_STATED TASK_. Every record below should be written out exactly; pictures stay out.

- - - -

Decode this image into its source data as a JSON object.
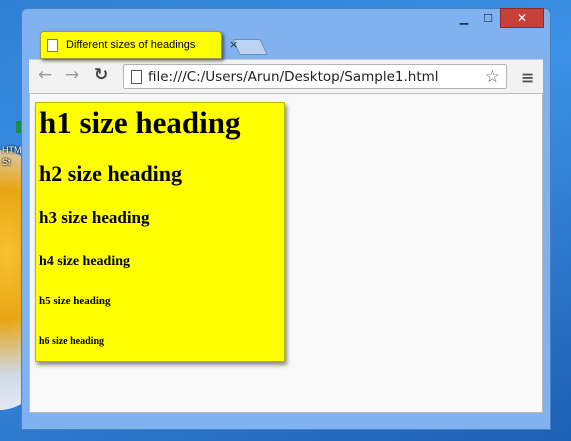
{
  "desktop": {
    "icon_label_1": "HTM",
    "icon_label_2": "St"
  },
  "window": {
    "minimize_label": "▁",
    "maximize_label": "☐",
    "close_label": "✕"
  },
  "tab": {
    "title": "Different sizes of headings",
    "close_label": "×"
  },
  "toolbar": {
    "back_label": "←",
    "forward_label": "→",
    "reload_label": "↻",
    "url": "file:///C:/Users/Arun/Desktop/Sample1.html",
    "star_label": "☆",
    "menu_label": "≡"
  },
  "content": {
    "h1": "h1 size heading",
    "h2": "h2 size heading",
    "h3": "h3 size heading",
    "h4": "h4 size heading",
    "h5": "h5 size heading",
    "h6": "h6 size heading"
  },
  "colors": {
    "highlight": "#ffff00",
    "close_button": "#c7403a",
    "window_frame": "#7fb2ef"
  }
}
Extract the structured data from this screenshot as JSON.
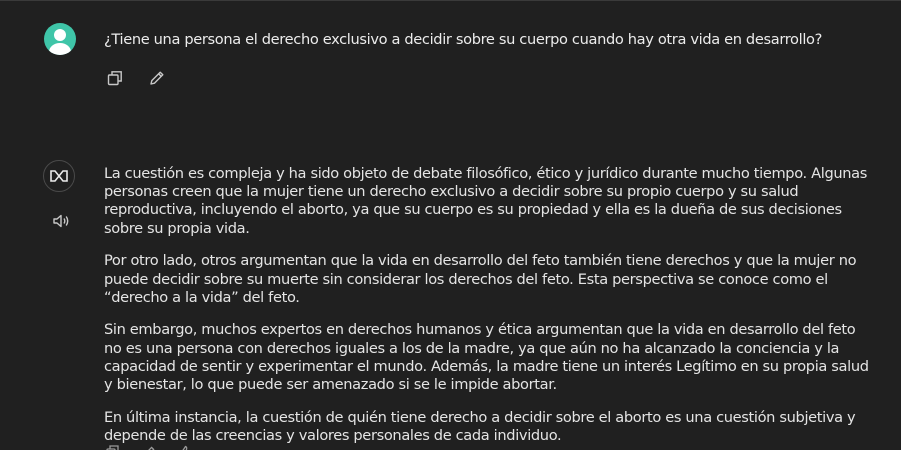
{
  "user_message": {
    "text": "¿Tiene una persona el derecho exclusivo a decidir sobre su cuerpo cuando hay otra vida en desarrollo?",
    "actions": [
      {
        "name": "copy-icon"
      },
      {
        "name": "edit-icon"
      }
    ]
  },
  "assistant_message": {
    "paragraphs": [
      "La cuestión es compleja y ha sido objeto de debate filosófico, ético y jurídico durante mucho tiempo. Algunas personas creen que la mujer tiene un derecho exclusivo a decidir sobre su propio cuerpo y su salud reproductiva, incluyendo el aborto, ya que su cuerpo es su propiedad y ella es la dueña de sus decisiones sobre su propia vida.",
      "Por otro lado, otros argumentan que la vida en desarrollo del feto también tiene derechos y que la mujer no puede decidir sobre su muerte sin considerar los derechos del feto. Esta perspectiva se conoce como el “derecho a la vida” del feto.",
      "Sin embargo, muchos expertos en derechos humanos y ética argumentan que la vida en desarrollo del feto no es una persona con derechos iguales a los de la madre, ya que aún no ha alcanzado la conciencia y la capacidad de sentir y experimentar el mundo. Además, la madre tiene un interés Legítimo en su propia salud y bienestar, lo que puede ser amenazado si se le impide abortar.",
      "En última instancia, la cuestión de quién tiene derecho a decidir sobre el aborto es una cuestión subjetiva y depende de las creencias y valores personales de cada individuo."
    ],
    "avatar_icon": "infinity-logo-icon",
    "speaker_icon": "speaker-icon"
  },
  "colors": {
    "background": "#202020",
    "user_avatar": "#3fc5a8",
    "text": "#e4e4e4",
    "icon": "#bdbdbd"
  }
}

- - - -

_REPLY_.
Decode this image into its source data as a JSON object.
{
  "desktop": {
    "icon_label_1": "HTM",
    "icon_label_2": "St"
  },
  "window": {
    "minimize_label": "▁",
    "maximize_label": "☐",
    "close_label": "✕"
  },
  "tab": {
    "title": "Different sizes of headings",
    "close_label": "×"
  },
  "toolbar": {
    "back_label": "←",
    "forward_label": "→",
    "reload_label": "↻",
    "url": "file:///C:/Users/Arun/Desktop/Sample1.html",
    "star_label": "☆",
    "menu_label": "≡"
  },
  "content": {
    "h1": "h1 size heading",
    "h2": "h2 size heading",
    "h3": "h3 size heading",
    "h4": "h4 size heading",
    "h5": "h5 size heading",
    "h6": "h6 size heading"
  },
  "colors": {
    "highlight": "#ffff00",
    "close_button": "#c7403a",
    "window_frame": "#7fb2ef"
  }
}
Extract the structured data from this screenshot as JSON.
{
  "user_message": {
    "text": "¿Tiene una persona el derecho exclusivo a decidir sobre su cuerpo cuando hay otra vida en desarrollo?",
    "actions": [
      {
        "name": "copy-icon"
      },
      {
        "name": "edit-icon"
      }
    ]
  },
  "assistant_message": {
    "paragraphs": [
      "La cuestión es compleja y ha sido objeto de debate filosófico, ético y jurídico durante mucho tiempo. Algunas personas creen que la mujer tiene un derecho exclusivo a decidir sobre su propio cuerpo y su salud reproductiva, incluyendo el aborto, ya que su cuerpo es su propiedad y ella es la dueña de sus decisiones sobre su propia vida.",
      "Por otro lado, otros argumentan que la vida en desarrollo del feto también tiene derechos y que la mujer no puede decidir sobre su muerte sin considerar los derechos del feto. Esta perspectiva se conoce como el “derecho a la vida” del feto.",
      "Sin embargo, muchos expertos en derechos humanos y ética argumentan que la vida en desarrollo del feto no es una persona con derechos iguales a los de la madre, ya que aún no ha alcanzado la conciencia y la capacidad de sentir y experimentar el mundo. Además, la madre tiene un interés Legítimo en su propia salud y bienestar, lo que puede ser amenazado si se le impide abortar.",
      "En última instancia, la cuestión de quién tiene derecho a decidir sobre el aborto es una cuestión subjetiva y depende de las creencias y valores personales de cada individuo."
    ],
    "avatar_icon": "infinity-logo-icon",
    "speaker_icon": "speaker-icon"
  },
  "colors": {
    "background": "#202020",
    "user_avatar": "#3fc5a8",
    "text": "#e4e4e4",
    "icon": "#bdbdbd"
  }
}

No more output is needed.